Tally up the lines where the string "Dijon" appears; reply with the number only.

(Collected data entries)
────────────────
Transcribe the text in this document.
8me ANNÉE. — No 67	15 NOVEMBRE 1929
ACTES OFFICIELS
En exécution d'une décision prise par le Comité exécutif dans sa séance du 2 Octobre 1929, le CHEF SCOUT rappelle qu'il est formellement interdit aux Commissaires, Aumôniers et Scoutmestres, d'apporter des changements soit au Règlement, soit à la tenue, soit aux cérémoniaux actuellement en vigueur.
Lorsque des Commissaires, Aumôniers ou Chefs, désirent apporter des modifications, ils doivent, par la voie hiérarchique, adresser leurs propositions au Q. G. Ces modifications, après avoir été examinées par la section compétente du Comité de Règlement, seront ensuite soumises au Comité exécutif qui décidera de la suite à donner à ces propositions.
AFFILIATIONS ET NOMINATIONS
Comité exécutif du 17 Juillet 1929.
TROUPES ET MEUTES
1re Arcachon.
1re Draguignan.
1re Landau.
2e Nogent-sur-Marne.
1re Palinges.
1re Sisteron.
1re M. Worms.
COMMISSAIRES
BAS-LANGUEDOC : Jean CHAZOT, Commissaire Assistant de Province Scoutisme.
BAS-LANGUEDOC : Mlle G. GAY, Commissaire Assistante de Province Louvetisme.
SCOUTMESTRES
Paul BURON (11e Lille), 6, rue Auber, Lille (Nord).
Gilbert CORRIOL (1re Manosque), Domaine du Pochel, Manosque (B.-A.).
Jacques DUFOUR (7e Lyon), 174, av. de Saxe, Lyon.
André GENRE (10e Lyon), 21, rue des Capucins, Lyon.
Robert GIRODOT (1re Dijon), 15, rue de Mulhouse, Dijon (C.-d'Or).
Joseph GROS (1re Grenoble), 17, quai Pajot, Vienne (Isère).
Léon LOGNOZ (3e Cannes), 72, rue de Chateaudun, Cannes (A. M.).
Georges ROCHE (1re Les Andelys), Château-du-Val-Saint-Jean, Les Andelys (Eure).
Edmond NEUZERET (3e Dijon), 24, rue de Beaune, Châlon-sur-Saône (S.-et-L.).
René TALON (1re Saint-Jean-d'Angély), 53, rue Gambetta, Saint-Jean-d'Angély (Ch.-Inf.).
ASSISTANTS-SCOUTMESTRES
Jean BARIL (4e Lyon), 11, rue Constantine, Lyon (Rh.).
────────────────
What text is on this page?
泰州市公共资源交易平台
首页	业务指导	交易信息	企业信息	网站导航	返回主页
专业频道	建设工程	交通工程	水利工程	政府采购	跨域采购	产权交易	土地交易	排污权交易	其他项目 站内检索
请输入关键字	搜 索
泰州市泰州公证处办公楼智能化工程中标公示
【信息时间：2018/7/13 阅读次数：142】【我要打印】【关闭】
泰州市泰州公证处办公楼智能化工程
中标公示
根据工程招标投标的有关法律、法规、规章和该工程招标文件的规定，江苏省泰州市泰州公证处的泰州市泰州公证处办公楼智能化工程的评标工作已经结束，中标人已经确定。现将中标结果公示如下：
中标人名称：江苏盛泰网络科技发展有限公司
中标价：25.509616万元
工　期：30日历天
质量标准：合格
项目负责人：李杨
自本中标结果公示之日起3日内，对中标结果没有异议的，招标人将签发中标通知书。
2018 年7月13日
────────────────
→ **Final answer**: 2